__Exercise objective__: Each record must be retyped in full. No character may differ.

__Given records__:
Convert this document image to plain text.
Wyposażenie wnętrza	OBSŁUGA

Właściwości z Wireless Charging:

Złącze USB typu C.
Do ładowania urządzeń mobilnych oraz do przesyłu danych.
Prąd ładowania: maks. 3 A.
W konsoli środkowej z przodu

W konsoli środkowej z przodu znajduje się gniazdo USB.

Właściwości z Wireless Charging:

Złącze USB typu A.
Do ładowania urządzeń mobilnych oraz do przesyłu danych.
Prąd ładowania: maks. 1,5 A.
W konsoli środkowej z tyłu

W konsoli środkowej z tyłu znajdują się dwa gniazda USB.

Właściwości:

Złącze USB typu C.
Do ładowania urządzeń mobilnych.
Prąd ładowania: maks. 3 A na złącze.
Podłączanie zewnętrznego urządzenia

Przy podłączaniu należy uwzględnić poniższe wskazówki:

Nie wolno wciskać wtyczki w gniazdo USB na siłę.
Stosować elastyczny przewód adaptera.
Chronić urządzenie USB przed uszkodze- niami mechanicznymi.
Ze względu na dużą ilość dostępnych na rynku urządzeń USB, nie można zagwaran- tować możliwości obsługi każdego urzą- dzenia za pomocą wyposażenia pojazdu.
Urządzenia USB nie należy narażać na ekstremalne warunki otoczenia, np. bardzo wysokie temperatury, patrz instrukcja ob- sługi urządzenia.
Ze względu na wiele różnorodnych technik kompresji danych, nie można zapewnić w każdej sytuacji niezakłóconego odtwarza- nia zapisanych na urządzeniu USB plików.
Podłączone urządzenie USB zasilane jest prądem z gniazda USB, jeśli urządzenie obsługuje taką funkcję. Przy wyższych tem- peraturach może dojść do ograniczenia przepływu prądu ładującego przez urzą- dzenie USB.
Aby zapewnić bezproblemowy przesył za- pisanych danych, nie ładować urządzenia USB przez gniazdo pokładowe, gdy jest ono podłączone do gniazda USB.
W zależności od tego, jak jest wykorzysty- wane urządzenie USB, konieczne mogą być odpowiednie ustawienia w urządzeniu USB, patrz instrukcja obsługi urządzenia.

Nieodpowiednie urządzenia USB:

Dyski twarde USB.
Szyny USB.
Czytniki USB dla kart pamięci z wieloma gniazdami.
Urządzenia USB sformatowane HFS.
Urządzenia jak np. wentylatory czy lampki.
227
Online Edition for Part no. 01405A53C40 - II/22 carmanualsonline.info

__Response to the task__:
Convert this document image to plain text.
Wyposażenie wnętrza	OBSŁUGA

Właściwości z Wireless Charging:

Złącze USB typu C.
Do ładowania urządzeń mobilnych oraz do przesyłu danych.
Prąd ładowania: maks. 3 A.
W konsoli środkowej z przodu

W konsoli środkowej z przodu znajduje się gniazdo USB.

Właściwości z Wireless Charging:

Złącze USB typu A.
Do ładowania urządzeń mobilnych oraz do przesyłu danych.
Prąd ładowania: maks. 1,5 A.
W konsoli środkowej z tyłu

W konsoli środkowej z tyłu znajdują się dwa gniazda USB.

Właściwości:

Złącze USB typu C.
Do ładowania urządzeń mobilnych.
Prąd ładowania: maks. 3 A na złącze.
Podłączanie zewnętrznego urządzenia

Przy podłączaniu należy uwzględnić poniższe wskazówki:

Nie wolno wciskać wtyczki w gniazdo USB na siłę.
Stosować elastyczny przewód adaptera.
Chronić urządzenie USB przed uszkodze- niami mechanicznymi.
Ze względu na dużą ilość dostępnych na rynku urządzeń USB, nie można zagwaran- tować możliwości obsługi każdego urzą- dzenia za pomocą wyposażenia pojazdu.
Urządzenia USB nie należy narażać na ekstremalne warunki otoczenia, np. bardzo wysokie temperatury, patrz instrukcja ob- sługi urządzenia.
Ze względu na wiele różnorodnych technik kompresji danych, nie można zapewnić w każdej sytuacji niezakłóconego odtwarza- nia zapisanych na urządzeniu USB plików.
Podłączone urządzenie USB zasilane jest prądem z gniazda USB, jeśli urządzenie obsługuje taką funkcję. Przy wyższych tem- peraturach może dojść do ograniczenia przepływu prądu ładującego przez urzą- dzenie USB.
Aby zapewnić bezproblemowy przesył za- pisanych danych, nie ładować urządzenia USB przez gniazdo pokładowe, gdy jest ono podłączone do gniazda USB.
W zależności od tego, jak jest wykorzysty- wane urządzenie USB, konieczne mogą być odpowiednie ustawienia w urządzeniu USB, patrz instrukcja obsługi urządzenia.

Nieodpowiednie urządzenia USB:

Dyski twarde USB.
Szyny USB.
Czytniki USB dla kart pamięci z wieloma gniazdami.
Urządzenia USB sformatowane HFS.
Urządzenia jak np. wentylatory czy lampki.
227
Online Edition for Part no. 01405A53C40 - II/22 carmanualsonline.info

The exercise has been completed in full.